Records shown ▸
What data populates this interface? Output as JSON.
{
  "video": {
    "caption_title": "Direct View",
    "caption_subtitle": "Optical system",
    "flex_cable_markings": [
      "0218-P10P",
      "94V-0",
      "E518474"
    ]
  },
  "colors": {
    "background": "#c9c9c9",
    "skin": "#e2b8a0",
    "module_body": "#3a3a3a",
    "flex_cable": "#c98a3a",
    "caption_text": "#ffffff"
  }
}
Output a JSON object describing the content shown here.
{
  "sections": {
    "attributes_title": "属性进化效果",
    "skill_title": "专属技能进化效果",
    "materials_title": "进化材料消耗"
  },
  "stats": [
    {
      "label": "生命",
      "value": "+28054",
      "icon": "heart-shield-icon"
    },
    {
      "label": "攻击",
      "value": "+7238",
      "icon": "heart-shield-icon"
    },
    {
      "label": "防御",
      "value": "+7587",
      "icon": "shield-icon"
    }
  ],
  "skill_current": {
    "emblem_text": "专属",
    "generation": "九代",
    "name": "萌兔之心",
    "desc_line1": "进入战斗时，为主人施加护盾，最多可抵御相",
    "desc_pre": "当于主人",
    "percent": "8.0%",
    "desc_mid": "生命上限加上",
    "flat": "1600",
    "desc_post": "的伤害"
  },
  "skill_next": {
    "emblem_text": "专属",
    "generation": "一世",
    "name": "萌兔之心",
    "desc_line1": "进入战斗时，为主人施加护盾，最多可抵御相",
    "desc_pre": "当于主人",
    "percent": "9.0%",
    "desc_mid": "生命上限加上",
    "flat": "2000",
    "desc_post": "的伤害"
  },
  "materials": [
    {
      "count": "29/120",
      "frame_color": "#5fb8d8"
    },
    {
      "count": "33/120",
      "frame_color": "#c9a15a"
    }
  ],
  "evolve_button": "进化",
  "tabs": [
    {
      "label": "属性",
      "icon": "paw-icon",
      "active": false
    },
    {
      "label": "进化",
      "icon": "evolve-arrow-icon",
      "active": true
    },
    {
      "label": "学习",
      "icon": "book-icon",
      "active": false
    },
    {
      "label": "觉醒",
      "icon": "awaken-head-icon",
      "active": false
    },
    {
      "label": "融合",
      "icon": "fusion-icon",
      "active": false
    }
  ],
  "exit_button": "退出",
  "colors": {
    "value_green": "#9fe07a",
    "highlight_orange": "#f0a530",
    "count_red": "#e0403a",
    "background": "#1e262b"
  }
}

Directions ▸ Quote, without any change, each line from the one that contains "Output a JSON" through the end of the material.

Solution to this task ▸
Output a JSON object describing the content shown here.
{
  "sections": {
    "attributes_title": "属性进化效果",
    "skill_title": "专属技能进化效果",
    "materials_title": "进化材料消耗"
  },
  "stats": [
    {
      "label": "生命",
      "value": "+28054",
      "icon": "heart-shield-icon"
    },
    {
      "label": "攻击",
      "value": "+7238",
      "icon": "heart-shield-icon"
    },
    {
      "label": "防御",
      "value": "+7587",
      "icon": "shield-icon"
    }
  ],
  "skill_current": {
    "emblem_text": "专属",
    "generation": "九代",
    "name": "萌兔之心",
    "desc_line1": "进入战斗时，为主人施加护盾，最多可抵御相",
    "desc_pre": "当于主人",
    "percent": "8.0%",
    "desc_mid": "生命上限加上",
    "flat": "1600",
    "desc_post": "的伤害"
  },
  "skill_next": {
    "emblem_text": "专属",
    "generation": "一世",
    "name": "萌兔之心",
    "desc_line1": "进入战斗时，为主人施加护盾，最多可抵御相",
    "desc_pre": "当于主人",
    "percent": "9.0%",
    "desc_mid": "生命上限加上",
    "flat": "2000",
    "desc_post": "的伤害"
  },
  "materials": [
    {
      "count": "29/120",
      "frame_color": "#5fb8d8"
    },
    {
      "count": "33/120",
      "frame_color": "#c9a15a"
    }
  ],
  "evolve_button": "进化",
  "tabs": [
    {
      "label": "属性",
      "icon": "paw-icon",
      "active": false
    },
    {
      "label": "进化",
      "icon": "evolve-arrow-icon",
      "active": true
    },
    {
      "label": "学习",
      "icon": "book-icon",
      "active": false
    },
    {
      "label": "觉醒",
      "icon": "awaken-head-icon",
      "active": false
    },
    {
      "label": "融合",
      "icon": "fusion-icon",
      "active": false
    }
  ],
  "exit_button": "退出",
  "colors": {
    "value_green": "#9fe07a",
    "highlight_orange": "#f0a530",
    "count_red": "#e0403a",
    "background": "#1e262b"
  }
}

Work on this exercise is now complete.